Lines containing "material" are to be counted. Give the number and nothing more.

## start Records for the task

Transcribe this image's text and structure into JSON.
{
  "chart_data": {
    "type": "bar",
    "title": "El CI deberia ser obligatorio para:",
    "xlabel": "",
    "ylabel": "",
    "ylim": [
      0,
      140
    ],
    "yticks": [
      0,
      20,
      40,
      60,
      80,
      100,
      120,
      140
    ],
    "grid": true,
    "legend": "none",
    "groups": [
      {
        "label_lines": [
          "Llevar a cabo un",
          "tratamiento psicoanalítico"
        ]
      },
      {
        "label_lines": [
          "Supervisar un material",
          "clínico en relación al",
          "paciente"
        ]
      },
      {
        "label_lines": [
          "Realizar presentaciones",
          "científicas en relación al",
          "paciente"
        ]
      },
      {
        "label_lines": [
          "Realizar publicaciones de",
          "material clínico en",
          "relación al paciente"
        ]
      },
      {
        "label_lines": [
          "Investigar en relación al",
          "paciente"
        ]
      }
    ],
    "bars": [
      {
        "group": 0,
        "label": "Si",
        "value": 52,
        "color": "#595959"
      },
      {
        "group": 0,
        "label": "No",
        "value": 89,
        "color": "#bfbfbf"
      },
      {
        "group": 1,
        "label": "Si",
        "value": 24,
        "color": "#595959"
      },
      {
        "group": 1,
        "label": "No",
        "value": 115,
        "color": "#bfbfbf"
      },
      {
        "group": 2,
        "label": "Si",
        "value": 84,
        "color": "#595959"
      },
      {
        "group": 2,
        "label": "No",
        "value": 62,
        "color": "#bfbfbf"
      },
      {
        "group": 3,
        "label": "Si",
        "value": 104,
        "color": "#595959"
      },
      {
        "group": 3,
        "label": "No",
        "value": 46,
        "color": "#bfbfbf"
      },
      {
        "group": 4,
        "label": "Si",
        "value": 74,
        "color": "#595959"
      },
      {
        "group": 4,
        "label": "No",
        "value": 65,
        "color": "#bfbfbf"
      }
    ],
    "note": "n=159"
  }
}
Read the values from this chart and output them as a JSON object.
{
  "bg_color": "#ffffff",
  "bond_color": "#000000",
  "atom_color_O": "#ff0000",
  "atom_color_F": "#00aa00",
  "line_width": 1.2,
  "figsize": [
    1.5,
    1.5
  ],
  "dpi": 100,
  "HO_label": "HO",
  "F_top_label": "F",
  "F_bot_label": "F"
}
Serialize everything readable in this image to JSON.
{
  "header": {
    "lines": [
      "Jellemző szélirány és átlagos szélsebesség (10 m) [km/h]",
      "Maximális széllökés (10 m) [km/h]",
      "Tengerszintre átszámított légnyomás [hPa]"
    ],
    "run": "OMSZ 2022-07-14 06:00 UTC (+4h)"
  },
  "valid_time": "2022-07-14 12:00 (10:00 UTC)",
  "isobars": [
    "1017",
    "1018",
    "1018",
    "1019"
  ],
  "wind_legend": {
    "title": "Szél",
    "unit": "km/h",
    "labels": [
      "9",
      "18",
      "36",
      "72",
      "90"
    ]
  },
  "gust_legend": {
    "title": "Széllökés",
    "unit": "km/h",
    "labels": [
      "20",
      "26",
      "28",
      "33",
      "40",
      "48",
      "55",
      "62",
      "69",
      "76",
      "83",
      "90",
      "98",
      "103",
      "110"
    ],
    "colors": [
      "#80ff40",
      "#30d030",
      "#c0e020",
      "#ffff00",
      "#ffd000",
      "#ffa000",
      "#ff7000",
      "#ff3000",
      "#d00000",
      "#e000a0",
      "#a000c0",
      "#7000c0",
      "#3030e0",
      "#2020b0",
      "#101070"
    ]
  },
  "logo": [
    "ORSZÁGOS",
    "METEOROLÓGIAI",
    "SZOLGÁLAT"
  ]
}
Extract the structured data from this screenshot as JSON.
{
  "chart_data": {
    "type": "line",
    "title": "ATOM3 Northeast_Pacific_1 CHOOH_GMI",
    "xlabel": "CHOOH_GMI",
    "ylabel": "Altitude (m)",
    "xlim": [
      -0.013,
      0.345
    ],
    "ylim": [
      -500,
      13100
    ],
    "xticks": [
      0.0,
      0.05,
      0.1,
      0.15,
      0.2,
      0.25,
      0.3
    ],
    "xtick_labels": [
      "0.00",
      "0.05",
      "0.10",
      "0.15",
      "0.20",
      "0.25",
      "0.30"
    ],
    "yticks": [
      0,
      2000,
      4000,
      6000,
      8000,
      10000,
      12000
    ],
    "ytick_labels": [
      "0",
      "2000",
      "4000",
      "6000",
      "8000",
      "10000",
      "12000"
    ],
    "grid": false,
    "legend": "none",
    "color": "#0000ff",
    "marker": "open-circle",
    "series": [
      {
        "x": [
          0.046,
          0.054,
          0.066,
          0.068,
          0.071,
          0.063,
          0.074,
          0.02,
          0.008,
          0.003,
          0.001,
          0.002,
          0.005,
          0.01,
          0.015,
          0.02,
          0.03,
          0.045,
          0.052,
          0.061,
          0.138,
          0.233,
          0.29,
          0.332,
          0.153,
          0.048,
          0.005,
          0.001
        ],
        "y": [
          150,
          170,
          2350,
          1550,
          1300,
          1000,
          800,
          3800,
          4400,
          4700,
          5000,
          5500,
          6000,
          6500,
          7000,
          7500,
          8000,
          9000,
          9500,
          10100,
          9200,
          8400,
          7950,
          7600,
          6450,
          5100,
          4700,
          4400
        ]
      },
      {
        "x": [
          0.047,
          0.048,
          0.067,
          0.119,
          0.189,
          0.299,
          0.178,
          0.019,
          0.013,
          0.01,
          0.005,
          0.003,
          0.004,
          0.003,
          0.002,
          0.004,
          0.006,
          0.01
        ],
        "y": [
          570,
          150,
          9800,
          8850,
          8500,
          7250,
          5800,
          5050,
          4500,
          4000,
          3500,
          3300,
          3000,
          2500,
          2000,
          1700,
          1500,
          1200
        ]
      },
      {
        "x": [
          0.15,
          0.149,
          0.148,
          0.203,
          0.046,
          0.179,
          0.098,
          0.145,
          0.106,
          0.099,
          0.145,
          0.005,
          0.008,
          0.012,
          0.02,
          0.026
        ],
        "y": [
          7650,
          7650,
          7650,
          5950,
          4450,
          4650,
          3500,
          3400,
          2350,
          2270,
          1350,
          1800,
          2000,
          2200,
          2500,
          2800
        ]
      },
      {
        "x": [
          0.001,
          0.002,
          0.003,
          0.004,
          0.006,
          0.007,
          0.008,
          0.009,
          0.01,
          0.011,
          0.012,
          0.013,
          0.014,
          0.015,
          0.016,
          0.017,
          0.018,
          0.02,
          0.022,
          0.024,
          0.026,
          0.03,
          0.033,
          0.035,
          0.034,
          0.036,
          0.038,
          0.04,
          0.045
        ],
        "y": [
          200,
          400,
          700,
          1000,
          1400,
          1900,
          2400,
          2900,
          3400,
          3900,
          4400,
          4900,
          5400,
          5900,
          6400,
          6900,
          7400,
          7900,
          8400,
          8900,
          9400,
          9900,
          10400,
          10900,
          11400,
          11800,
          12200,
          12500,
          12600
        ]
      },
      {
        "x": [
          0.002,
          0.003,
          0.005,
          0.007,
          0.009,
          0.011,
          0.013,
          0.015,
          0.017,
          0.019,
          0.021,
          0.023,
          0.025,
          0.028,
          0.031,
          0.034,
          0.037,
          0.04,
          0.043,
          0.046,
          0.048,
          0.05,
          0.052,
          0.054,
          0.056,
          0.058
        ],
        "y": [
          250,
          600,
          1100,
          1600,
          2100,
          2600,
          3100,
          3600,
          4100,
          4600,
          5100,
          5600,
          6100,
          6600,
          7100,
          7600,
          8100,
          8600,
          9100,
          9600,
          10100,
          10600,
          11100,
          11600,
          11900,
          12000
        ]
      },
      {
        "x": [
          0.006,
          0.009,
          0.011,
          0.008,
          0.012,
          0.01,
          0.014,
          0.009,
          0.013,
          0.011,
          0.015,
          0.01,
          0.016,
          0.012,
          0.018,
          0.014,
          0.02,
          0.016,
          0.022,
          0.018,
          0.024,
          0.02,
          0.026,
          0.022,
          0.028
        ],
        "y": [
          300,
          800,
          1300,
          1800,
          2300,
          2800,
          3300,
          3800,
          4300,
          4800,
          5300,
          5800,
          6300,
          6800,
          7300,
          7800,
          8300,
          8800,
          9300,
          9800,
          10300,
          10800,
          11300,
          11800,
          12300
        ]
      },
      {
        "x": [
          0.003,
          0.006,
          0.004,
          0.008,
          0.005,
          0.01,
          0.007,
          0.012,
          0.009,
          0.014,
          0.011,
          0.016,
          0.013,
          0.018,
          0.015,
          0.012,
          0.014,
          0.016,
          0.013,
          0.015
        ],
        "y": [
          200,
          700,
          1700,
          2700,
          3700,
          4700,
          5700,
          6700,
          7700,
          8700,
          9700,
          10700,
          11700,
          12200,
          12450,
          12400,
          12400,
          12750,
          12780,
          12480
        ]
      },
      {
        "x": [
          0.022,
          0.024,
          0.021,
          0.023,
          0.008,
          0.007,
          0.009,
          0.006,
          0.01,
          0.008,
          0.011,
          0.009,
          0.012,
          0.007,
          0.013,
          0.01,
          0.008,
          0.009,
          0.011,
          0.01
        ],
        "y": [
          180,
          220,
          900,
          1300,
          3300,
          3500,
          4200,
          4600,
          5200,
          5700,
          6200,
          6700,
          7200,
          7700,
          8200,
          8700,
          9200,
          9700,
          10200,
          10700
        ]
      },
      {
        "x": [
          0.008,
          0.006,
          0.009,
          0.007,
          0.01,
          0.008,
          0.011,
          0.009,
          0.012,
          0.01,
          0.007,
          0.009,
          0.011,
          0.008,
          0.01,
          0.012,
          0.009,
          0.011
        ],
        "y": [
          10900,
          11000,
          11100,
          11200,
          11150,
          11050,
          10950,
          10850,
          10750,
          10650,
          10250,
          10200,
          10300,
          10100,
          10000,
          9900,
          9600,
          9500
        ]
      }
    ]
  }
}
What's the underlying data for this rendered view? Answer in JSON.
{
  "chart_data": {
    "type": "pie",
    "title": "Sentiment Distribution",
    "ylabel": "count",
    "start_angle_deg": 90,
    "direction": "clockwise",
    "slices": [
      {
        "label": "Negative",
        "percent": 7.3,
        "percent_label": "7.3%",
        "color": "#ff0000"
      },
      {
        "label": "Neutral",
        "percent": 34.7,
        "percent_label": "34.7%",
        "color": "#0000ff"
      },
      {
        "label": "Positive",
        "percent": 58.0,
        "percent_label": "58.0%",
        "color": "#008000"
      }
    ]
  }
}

## end Records for the task

Response below.
2